Record list:
**********
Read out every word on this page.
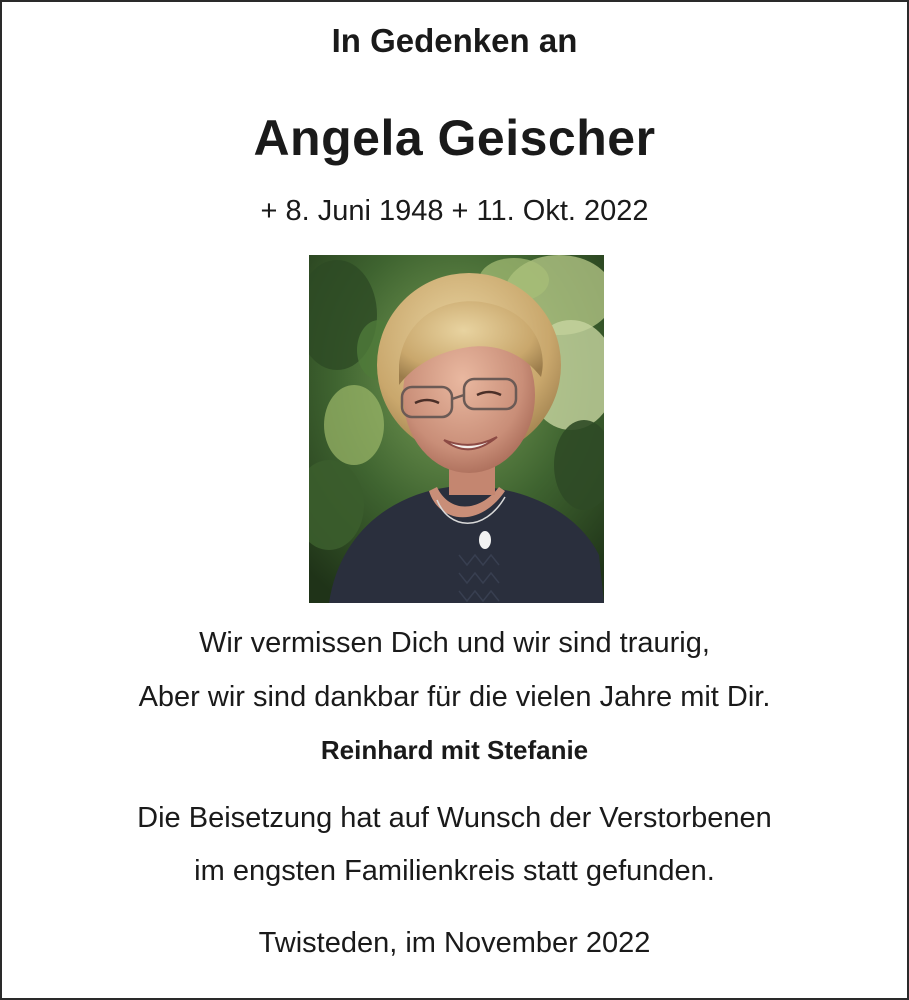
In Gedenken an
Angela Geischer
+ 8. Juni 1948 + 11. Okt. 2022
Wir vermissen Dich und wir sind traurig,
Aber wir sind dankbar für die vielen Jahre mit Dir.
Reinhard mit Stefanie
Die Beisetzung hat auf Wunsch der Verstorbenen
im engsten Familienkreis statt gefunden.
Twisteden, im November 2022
**********
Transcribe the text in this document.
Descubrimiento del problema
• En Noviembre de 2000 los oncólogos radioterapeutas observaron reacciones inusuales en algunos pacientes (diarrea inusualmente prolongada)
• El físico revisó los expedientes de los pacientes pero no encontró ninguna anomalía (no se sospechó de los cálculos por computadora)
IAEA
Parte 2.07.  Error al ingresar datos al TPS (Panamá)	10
**********
Brief: The answer should be a single number: the count of lines in the data that include the string "this".

The solution: 2